Exercise inputs:
================

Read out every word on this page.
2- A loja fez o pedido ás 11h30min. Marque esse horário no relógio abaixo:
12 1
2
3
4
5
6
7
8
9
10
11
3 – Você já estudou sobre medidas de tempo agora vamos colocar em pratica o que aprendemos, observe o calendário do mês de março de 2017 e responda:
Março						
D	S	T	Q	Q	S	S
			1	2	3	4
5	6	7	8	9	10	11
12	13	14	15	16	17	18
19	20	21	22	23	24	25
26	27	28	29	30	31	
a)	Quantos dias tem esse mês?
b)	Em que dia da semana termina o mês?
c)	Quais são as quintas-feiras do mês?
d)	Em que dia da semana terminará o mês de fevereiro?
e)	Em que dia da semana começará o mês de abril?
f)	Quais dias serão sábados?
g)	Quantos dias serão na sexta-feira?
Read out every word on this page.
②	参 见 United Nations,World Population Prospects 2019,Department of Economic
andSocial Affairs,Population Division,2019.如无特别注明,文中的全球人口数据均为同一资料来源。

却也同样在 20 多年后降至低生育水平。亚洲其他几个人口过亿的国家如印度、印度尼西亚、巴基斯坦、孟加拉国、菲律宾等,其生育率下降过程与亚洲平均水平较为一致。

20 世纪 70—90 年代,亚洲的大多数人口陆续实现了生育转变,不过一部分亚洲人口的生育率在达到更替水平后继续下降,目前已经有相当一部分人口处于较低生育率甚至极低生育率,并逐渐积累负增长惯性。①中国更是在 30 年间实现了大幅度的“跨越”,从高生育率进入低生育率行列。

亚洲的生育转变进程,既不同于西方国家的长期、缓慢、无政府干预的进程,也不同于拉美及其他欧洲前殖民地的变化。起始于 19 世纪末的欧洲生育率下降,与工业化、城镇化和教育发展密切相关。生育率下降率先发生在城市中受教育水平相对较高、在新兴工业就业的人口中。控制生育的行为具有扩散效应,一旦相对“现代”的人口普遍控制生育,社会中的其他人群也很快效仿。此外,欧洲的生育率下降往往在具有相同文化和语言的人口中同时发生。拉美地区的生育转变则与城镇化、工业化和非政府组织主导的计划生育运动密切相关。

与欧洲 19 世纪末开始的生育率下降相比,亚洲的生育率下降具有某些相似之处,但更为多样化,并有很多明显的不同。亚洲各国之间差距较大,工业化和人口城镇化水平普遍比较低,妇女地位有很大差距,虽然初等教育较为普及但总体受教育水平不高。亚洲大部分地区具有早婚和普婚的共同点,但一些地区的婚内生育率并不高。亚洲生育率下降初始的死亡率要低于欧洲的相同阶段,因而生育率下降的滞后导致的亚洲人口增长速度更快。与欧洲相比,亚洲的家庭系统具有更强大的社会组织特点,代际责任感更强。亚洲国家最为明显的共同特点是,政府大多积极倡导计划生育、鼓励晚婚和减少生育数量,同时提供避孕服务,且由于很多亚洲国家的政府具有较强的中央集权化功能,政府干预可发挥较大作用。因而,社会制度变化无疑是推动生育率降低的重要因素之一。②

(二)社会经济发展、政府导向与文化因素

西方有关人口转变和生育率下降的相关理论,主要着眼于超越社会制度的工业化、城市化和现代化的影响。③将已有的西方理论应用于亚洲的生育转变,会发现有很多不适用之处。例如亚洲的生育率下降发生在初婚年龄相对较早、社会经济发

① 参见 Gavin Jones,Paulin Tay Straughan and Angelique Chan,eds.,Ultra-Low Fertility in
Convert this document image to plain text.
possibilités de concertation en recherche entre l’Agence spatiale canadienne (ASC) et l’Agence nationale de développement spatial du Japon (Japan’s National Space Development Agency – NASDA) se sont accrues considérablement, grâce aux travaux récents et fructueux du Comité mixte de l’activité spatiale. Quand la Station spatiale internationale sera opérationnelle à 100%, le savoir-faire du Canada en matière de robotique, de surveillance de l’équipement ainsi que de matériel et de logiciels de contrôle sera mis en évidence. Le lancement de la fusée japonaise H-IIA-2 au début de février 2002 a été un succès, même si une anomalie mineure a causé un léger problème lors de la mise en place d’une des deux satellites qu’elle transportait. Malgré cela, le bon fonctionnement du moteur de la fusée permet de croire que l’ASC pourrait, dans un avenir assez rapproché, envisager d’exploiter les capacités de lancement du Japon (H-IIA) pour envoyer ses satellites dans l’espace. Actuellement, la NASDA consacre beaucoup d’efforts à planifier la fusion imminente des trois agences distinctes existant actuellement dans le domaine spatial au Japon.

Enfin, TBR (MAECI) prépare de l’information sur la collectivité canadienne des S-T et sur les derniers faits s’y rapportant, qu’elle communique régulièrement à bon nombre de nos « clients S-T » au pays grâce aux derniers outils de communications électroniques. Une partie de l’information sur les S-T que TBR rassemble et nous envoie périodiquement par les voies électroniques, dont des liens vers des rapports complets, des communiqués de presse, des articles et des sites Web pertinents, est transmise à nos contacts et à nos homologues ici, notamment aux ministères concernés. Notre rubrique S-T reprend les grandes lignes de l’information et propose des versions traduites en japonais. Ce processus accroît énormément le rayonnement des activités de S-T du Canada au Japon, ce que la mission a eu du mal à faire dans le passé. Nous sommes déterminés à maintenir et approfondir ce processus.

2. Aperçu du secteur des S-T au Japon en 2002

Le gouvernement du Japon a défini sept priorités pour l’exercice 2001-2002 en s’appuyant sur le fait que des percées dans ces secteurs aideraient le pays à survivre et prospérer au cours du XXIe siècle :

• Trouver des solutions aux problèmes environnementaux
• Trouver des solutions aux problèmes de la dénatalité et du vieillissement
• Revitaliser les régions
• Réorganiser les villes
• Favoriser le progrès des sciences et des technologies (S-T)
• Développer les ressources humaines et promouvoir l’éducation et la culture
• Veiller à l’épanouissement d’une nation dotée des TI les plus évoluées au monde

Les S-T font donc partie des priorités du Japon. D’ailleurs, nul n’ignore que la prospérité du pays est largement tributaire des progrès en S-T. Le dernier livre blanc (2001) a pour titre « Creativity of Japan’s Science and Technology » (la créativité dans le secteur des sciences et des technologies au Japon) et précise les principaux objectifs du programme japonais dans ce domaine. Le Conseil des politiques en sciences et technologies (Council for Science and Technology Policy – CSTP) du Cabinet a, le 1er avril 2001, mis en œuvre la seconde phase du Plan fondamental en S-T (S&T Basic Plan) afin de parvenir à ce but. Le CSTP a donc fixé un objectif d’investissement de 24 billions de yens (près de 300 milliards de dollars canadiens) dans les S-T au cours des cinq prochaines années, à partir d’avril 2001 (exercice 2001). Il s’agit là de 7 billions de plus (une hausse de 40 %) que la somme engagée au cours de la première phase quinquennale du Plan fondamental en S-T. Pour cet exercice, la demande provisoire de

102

================

Written exercise: Read the data above and pull out each line that holds the string "priorités".

Task result:
Le gouvernement du Japon a défini sept priorités pour l’exercice 2001-2002 en s’appuyant sur le fait que des percées dans ces secteurs aideraient le pays à survivre et prospérer au cours du XXIe siècle :
Les S-T font donc partie des priorités du Japon. D’ailleurs, nul n’ignore que la prospérité du pays est largement tributaire des progrès en S-T. Le dernier livre blanc (2001) a pour titre « Creativity of Japan’s Science and Technology » (la créativité dans le secteur des sciences et des technologies au Japon) et précise les principaux objectifs du programme japonais dans ce domaine. Le Conseil des politiques en sciences et technologies (Council for Science and Technology Policy – CSTP) du Cabinet a, le 1er avril 2001, mis en œuvre la seconde phase du Plan fondamental en S-T (S&T Basic Plan) afin de parvenir à ce but. Le CSTP a donc fixé un objectif d’investissement de 24 billions de yens (près de 300 milliards de dollars canadiens) dans les S-T au cours des cinq prochaines années, à partir d’avril 2001 (exercice 2001). Il s’agit là de 7 billions de plus (une hausse de 40 %) que la somme engagée au cours de la première phase quinquennale du Plan fondamental en S-T. Pour cet exercice, la demande provisoire de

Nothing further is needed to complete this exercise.